Copy nothing but the text: repeat each entry exactly and drop the images.

→ Extracted records:
start
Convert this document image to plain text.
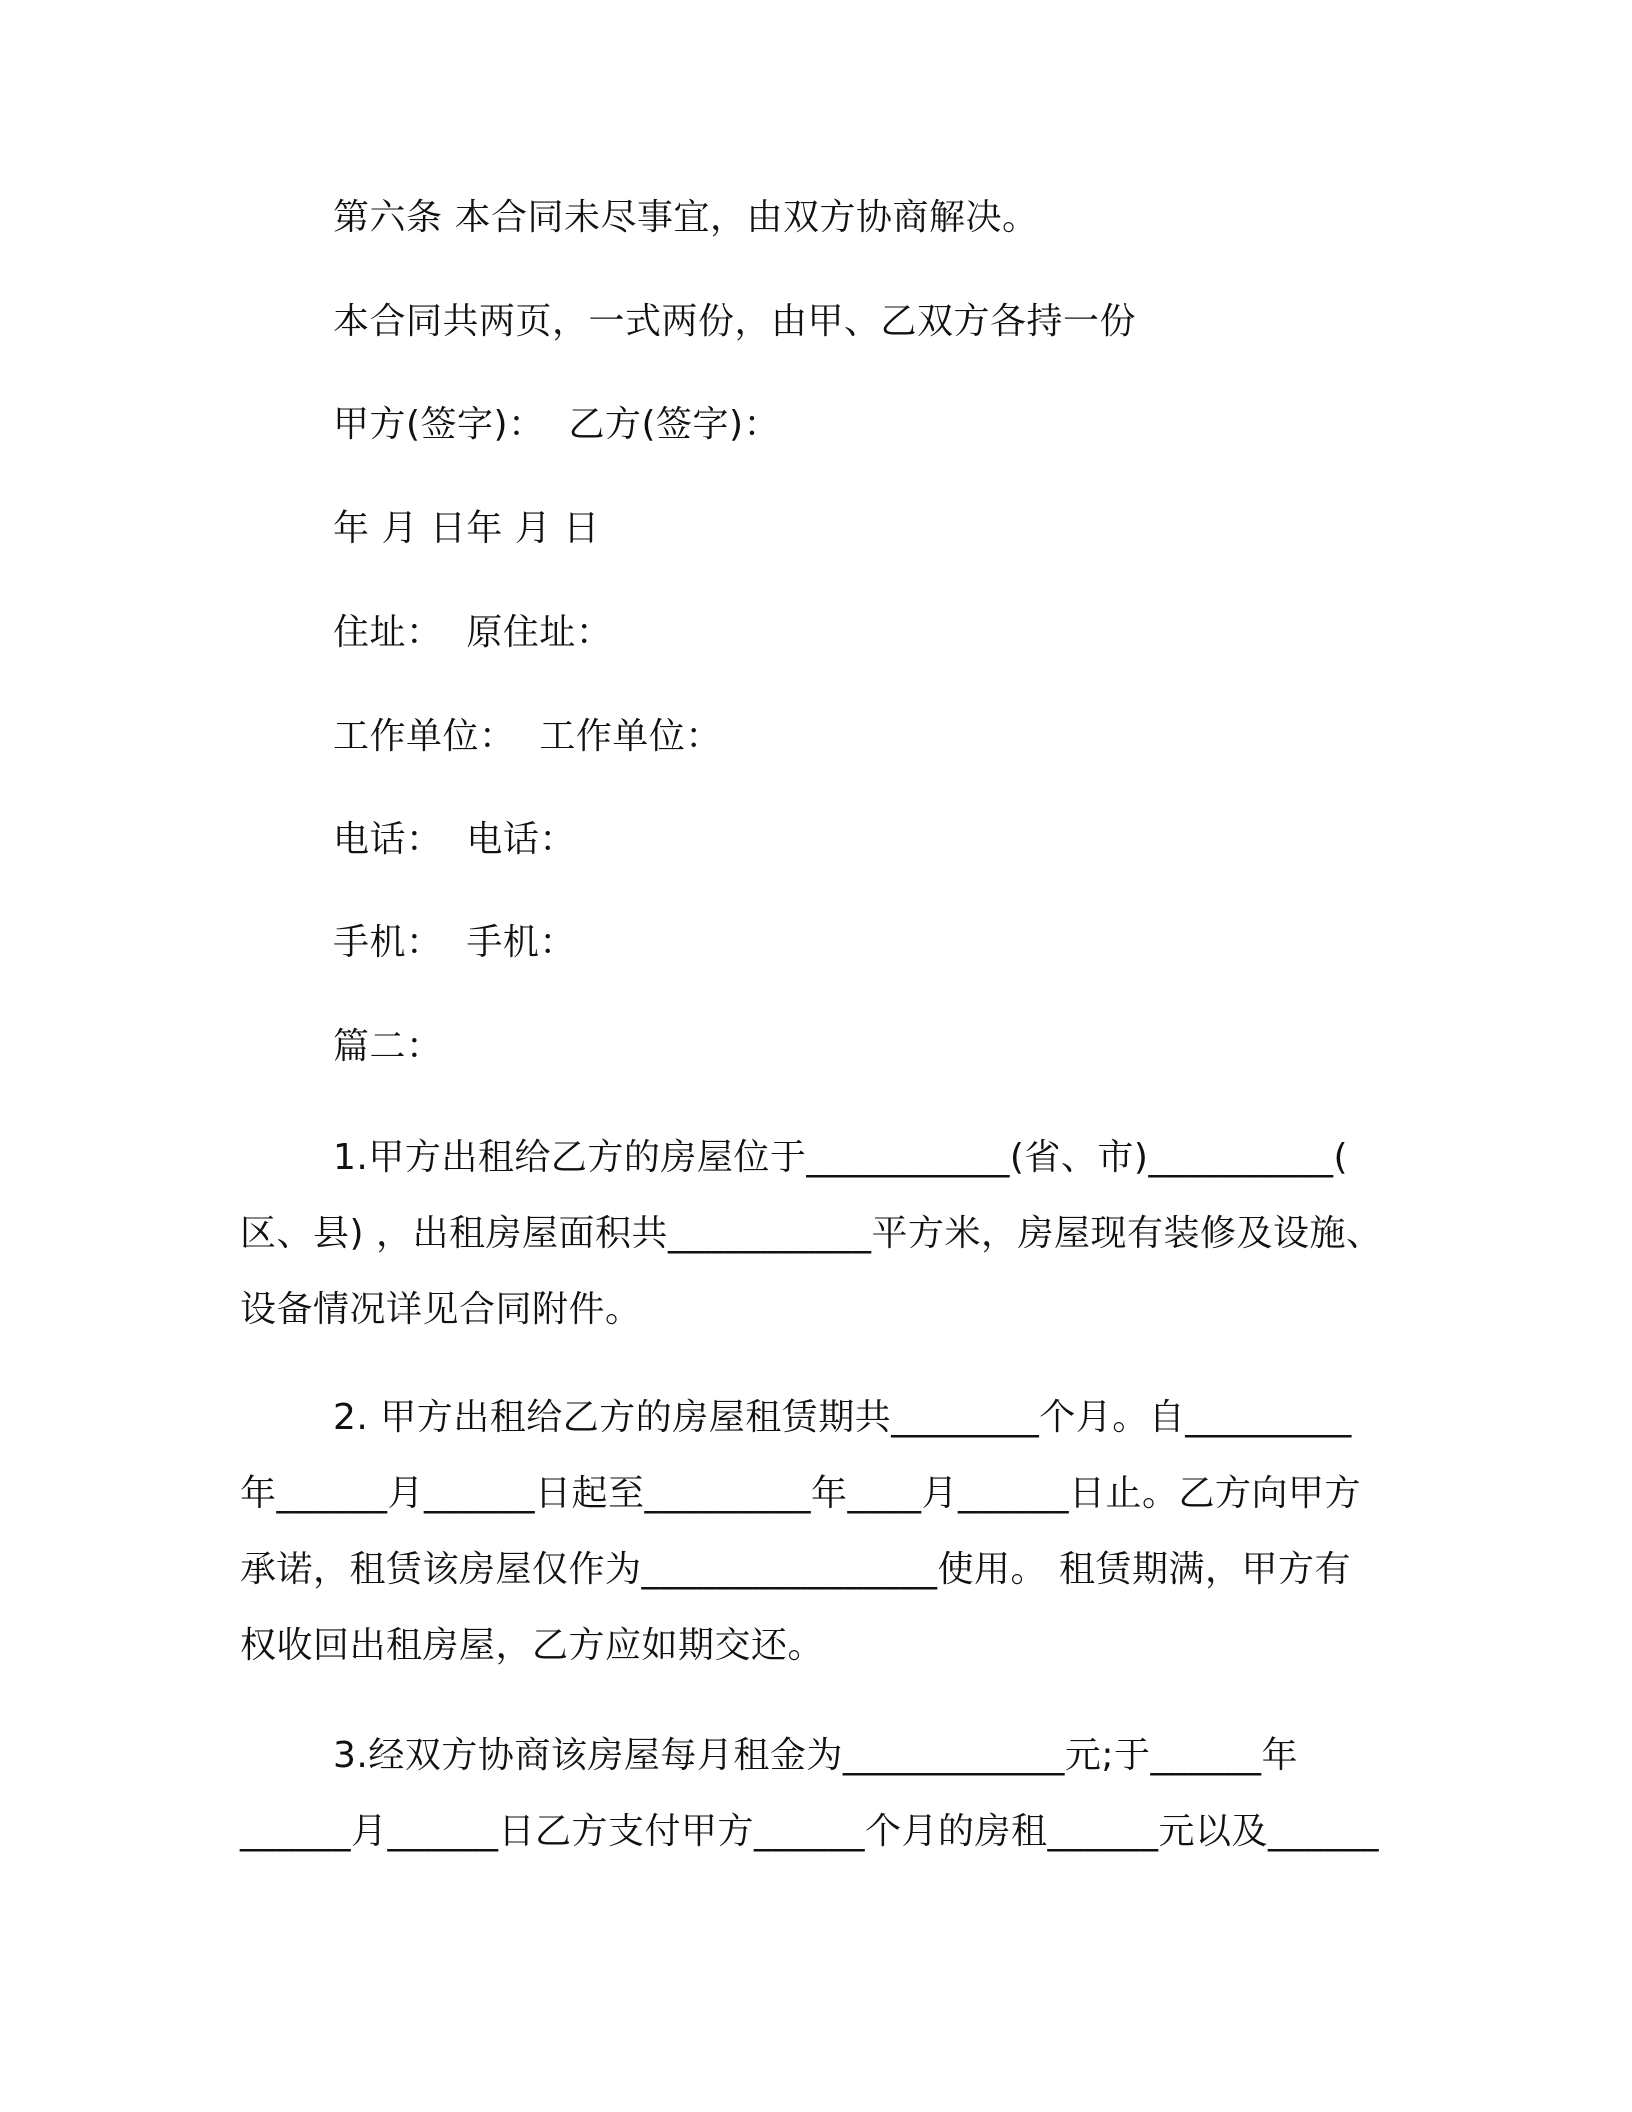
第六条 本合同未尽事宜，由双方协商解决。
本合同共两页，一式两份，由甲、乙双方各持一份
甲方(签字)：  乙方(签字)：
年 月 日年 月 日
住址：  原住址：
工作单位：  工作单位：
电话：  电话：
手机：  手机：
篇二：
1.甲方出租给乙方的房屋位于___________(省、市)__________(
区、县) ，出租房屋面积共___________平方米，房屋现有装修及设施、
设备情况详见合同附件。
2. 甲方出租给乙方的房屋租赁期共________个月。自_________
年______月______日起至_________年____月______日止。乙方向甲方
承诺，租赁该房屋仅作为________________使用。 租赁期满，甲方有
权收回出租房屋，乙方应如期交还。
3.经双方协商该房屋每月租金为____________元;于______年
______月______日乙方支付甲方______个月的房租______元以及______
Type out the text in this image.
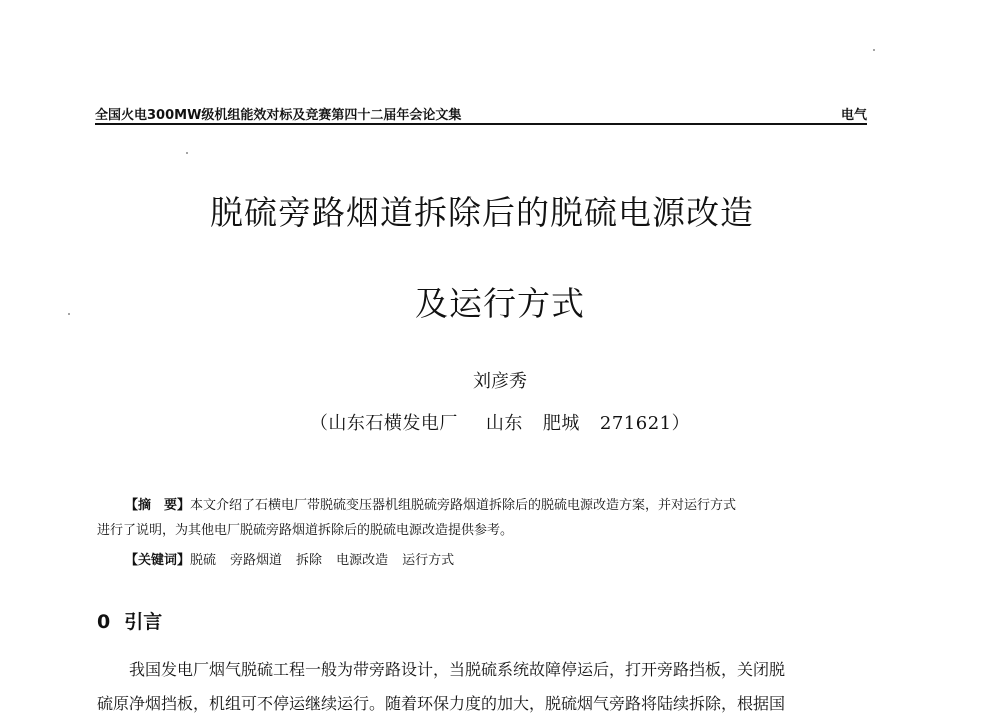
全国火电300MW级机组能效对标及竞赛第四十二届年会论文集	电气
脱硫旁路烟道拆除后的脱硫电源改造
及运行方式
刘彦秀
（山东石横发电厂 山东 肥城 271621）
【摘　要】本文介绍了石横电厂带脱硫变压器机组脱硫旁路烟道拆除后的脱硫电源改造方案，并对运行方式
进行了说明，为其他电厂脱硫旁路烟道拆除后的脱硫电源改造提供参考。
【关键词】脱硫 旁路烟道 拆除 电源改造 运行方式
0 引言
我国发电厂烟气脱硫工程一般为带旁路设计，当脱硫系统故障停运后，打开旁路挡板，关闭脱
硫原净烟挡板，机组可不停运继续运行。随着环保力度的加大，脱硫烟气旁路将陆续拆除，根据国
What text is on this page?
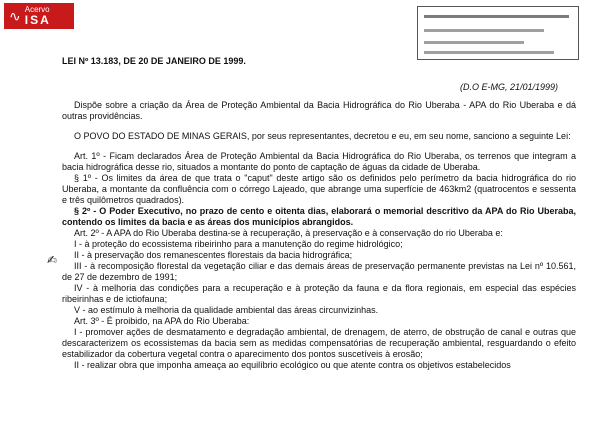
∿ Acervo
ISA
LEI Nº 13.183, DE 20 DE JANEIRO DE 1999.
(D.O E-MG, 21/01/1999)
✍

Dispõe sobre a criação da Área de Proteção Ambiental da Bacia Hidrográfica do Rio Uberaba - APA do Rio Uberaba e dá outras providências.

O POVO DO ESTADO DE MINAS GERAIS, por seus representantes, decretou e eu, em seu nome, sanciono a seguinte Lei:

Art. 1º - Ficam declarados Área de Proteção Ambiental da Bacia Hidrográfica do Rio Uberaba, os terrenos que integram a bacia hidrográfica desse rio, situados a montante do ponto de captação de águas da cidade de Uberaba.

§ 1º - Os limites da área de que trata o "caput" deste artigo são os definidos pelo perímetro da bacia hidrográfica do rio Uberaba, a montante da confluência com o córrego Lajeado, que abrange uma superfície de 463km2 (quatrocentos e sessenta e três quilômetros quadrados).

§ 2º - O Poder Executivo, no prazo de cento e oitenta dias, elaborará o memorial descritivo da APA do Rio Uberaba, contendo os limites da bacia e as áreas dos municípios abrangidos.

Art. 2º - A APA do Rio Uberaba destina-se à recuperação, à preservação e à conservação do rio Uberaba e:

I - à proteção do ecossistema ribeirinho para a manutenção do regime hidrológico;

II - à preservação dos remanescentes florestais da bacia hidrográfica;

III - à recomposição florestal da vegetação ciliar e das demais áreas de preservação permanente previstas na Lei nº 10.561, de 27 de dezembro de 1991;

IV - à melhoria das condições para a recuperação e à proteção da fauna e da flora regionais, em especial das espécies ribeirinhas e de ictiofauna;

V - ao estímulo à melhoria da qualidade ambiental das áreas circunvizinhas.

Art. 3º - É proibido, na APA do Rio Uberaba:

I - promover ações de desmatamento e degradação ambiental, de drenagem, de aterro, de obstrução de canal e outras que descaracterizem os ecossistemas da bacia sem as medidas compensatórias de recuperação ambiental, resguardando o efeito estabilizador da cobertura vegetal contra o aparecimento dos pontos suscetíveis à erosão;

II - realizar obra que imponha ameaça ao equilíbrio ecológico ou que atente contra os objetivos estabelecidos
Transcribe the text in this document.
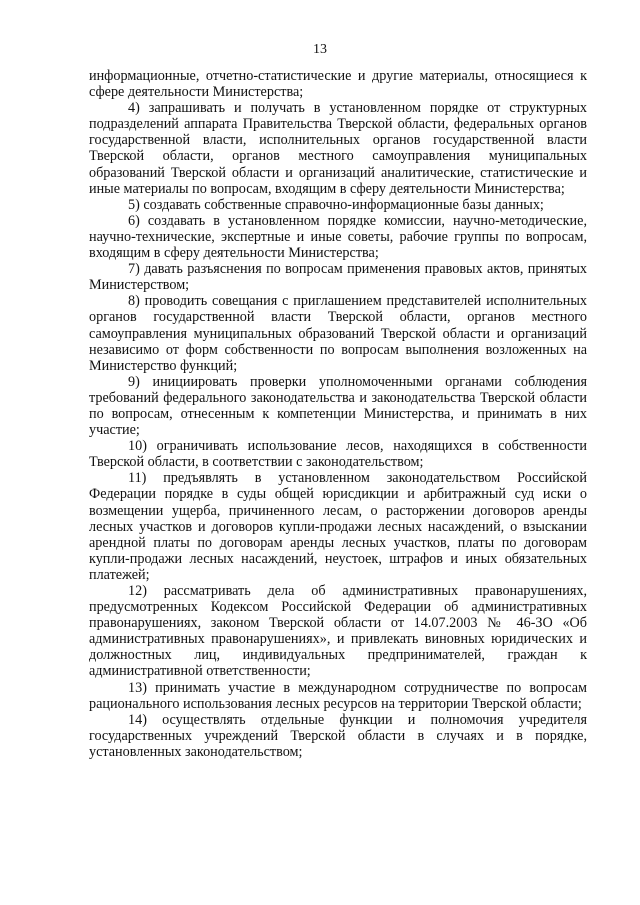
13

информационные, отчетно-статистические и другие материалы, относящиеся к сфере деятельности Министерства;

4) запрашивать и получать в установленном порядке от структурных подразделений аппарата Правительства Тверской области, федеральных органов государственной власти, исполнительных органов государственной власти Тверской области, органов местного самоуправления муниципальных образований Тверской области и организаций аналитические, статистические и иные материалы по вопросам, входящим в сферу деятельности Министерства;

5) создавать собственные справочно-информационные базы данных;

6) создавать в установленном порядке комиссии, научно-методические, научно-технические, экспертные и иные советы, рабочие группы по вопросам, входящим в сферу деятельности Министерства;

7) давать разъяснения по вопросам применения правовых актов, принятых Министерством;

8) проводить совещания с приглашением представителей исполнительных органов государственной власти Тверской области, органов местного самоуправления муниципальных образований Тверской области и организаций независимо от форм собственности по вопросам выполнения возложенных на Министерство функций;

9) инициировать проверки уполномоченными органами соблюдения требований федерального законодательства и законодательства Тверской области по вопросам, отнесенным к компетенции Министерства, и принимать в них участие;

10) ограничивать использование лесов, находящихся в собственности Тверской области, в соответствии с законодательством;

11) предъявлять в установленном законодательством Российской Федерации порядке в суды общей юрисдикции и арбитражный суд иски о возмещении ущерба, причиненного лесам, о расторжении договоров аренды лесных участков и договоров купли-продажи лесных насаждений, о взыскании арендной платы по договорам аренды лесных участков, платы по договорам купли-продажи лесных насаждений, неустоек, штрафов и иных обязательных платежей;

12) рассматривать дела об административных правонарушениях, предусмотренных Кодексом Российской Федерации об административных правонарушениях, законом Тверской области от 14.07.2003 № 46-ЗО «Об административных правонарушениях», и привлекать виновных юридических и должностных лиц, индивидуальных предпринимателей, граждан к административной ответственности;

13) принимать участие в международном сотрудничестве по вопросам рационального использования лесных ресурсов на территории Тверской области;

14) осуществлять отдельные функции и полномочия учредителя государственных учреждений Тверской области в случаях и в порядке, установленных законодательством;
end
→ Response for this exercise:
Convert this document image to plain text.
第六条 本合同未尽事宜，由双方协商解决。
本合同共两页，一式两份，由甲、乙双方各持一份
甲方(签字)：  乙方(签字)：
年 月 日年 月 日
住址：  原住址：
工作单位：  工作单位：
电话：  电话：
手机：  手机：
篇二：
1.甲方出租给乙方的房屋位于___________(省、市)__________(
区、县) ，出租房屋面积共___________平方米，房屋现有装修及设施、
设备情况详见合同附件。
2. 甲方出租给乙方的房屋租赁期共________个月。自_________
年______月______日起至_________年____月______日止。乙方向甲方
承诺，租赁该房屋仅作为________________使用。 租赁期满，甲方有
权收回出租房屋，乙方应如期交还。
3.经双方协商该房屋每月租金为____________元;于______年
______月______日乙方支付甲方______个月的房租______元以及______
Type out the text in this image.
全国火电300MW级机组能效对标及竞赛第四十二届年会论文集	电气
脱硫旁路烟道拆除后的脱硫电源改造
及运行方式
刘彦秀
（山东石横发电厂 山东 肥城 271621）
【摘　要】本文介绍了石横电厂带脱硫变压器机组脱硫旁路烟道拆除后的脱硫电源改造方案，并对运行方式
进行了说明，为其他电厂脱硫旁路烟道拆除后的脱硫电源改造提供参考。
【关键词】脱硫 旁路烟道 拆除 电源改造 运行方式
0 引言
我国发电厂烟气脱硫工程一般为带旁路设计，当脱硫系统故障停运后，打开旁路挡板，关闭脱
硫原净烟挡板，机组可不停运继续运行。随着环保力度的加大，脱硫烟气旁路将陆续拆除，根据国
What text is on this page?
∿ Acervo
ISA
LEI Nº 13.183, DE 20 DE JANEIRO DE 1999.
(D.O E-MG, 21/01/1999)
✍

Dispõe sobre a criação da Área de Proteção Ambiental da Bacia Hidrográfica do Rio Uberaba - APA do Rio Uberaba e dá outras providências.

O POVO DO ESTADO DE MINAS GERAIS, por seus representantes, decretou e eu, em seu nome, sanciono a seguinte Lei:

Art. 1º - Ficam declarados Área de Proteção Ambiental da Bacia Hidrográfica do Rio Uberaba, os terrenos que integram a bacia hidrográfica desse rio, situados a montante do ponto de captação de águas da cidade de Uberaba.

§ 1º - Os limites da área de que trata o "caput" deste artigo são os definidos pelo perímetro da bacia hidrográfica do rio Uberaba, a montante da confluência com o córrego Lajeado, que abrange uma superfície de 463km2 (quatrocentos e sessenta e três quilômetros quadrados).

§ 2º - O Poder Executivo, no prazo de cento e oitenta dias, elaborará o memorial descritivo da APA do Rio Uberaba, contendo os limites da bacia e as áreas dos municípios abrangidos.

Art. 2º - A APA do Rio Uberaba destina-se à recuperação, à preservação e à conservação do rio Uberaba e:

I - à proteção do ecossistema ribeirinho para a manutenção do regime hidrológico;

II - à preservação dos remanescentes florestais da bacia hidrográfica;

III - à recomposição florestal da vegetação ciliar e das demais áreas de preservação permanente previstas na Lei nº 10.561, de 27 de dezembro de 1991;

IV - à melhoria das condições para a recuperação e à proteção da fauna e da flora regionais, em especial das espécies ribeirinhas e de ictiofauna;

V - ao estímulo à melhoria da qualidade ambiental das áreas circunvizinhas.

Art. 3º - É proibido, na APA do Rio Uberaba:

I - promover ações de desmatamento e degradação ambiental, de drenagem, de aterro, de obstrução de canal e outras que descaracterizem os ecossistemas da bacia sem as medidas compensatórias de recuperação ambiental, resguardando o efeito estabilizador da cobertura vegetal contra o aparecimento dos pontos suscetíveis à erosão;

II - realizar obra que imponha ameaça ao equilíbrio ecológico ou que atente contra os objetivos estabelecidos
Transcribe the text in this document.
13

информационные, отчетно-статистические и другие материалы, относящиеся к сфере деятельности Министерства;

4) запрашивать и получать в установленном порядке от структурных подразделений аппарата Правительства Тверской области, федеральных органов государственной власти, исполнительных органов государственной власти Тверской области, органов местного самоуправления муниципальных образований Тверской области и организаций аналитические, статистические и иные материалы по вопросам, входящим в сферу деятельности Министерства;

5) создавать собственные справочно-информационные базы данных;

6) создавать в установленном порядке комиссии, научно-методические, научно-технические, экспертные и иные советы, рабочие группы по вопросам, входящим в сферу деятельности Министерства;

7) давать разъяснения по вопросам применения правовых актов, принятых Министерством;

8) проводить совещания с приглашением представителей исполнительных органов государственной власти Тверской области, органов местного самоуправления муниципальных образований Тверской области и организаций независимо от форм собственности по вопросам выполнения возложенных на Министерство функций;

9) инициировать проверки уполномоченными органами соблюдения требований федерального законодательства и законодательства Тверской области по вопросам, отнесенным к компетенции Министерства, и принимать в них участие;

10) ограничивать использование лесов, находящихся в собственности Тверской области, в соответствии с законодательством;

11) предъявлять в установленном законодательством Российской Федерации порядке в суды общей юрисдикции и арбитражный суд иски о возмещении ущерба, причиненного лесам, о расторжении договоров аренды лесных участков и договоров купли-продажи лесных насаждений, о взыскании арендной платы по договорам аренды лесных участков, платы по договорам купли-продажи лесных насаждений, неустоек, штрафов и иных обязательных платежей;

12) рассматривать дела об административных правонарушениях, предусмотренных Кодексом Российской Федерации об административных правонарушениях, законом Тверской области от 14.07.2003 № 46-ЗО «Об административных правонарушениях», и привлекать виновных юридических и должностных лиц, индивидуальных предпринимателей, граждан к административной ответственности;

13) принимать участие в международном сотрудничестве по вопросам рационального использования лесных ресурсов на территории Тверской области;

14) осуществлять отдельные функции и полномочия учредителя государственных учреждений Тверской области в случаях и в порядке, установленных законодательством;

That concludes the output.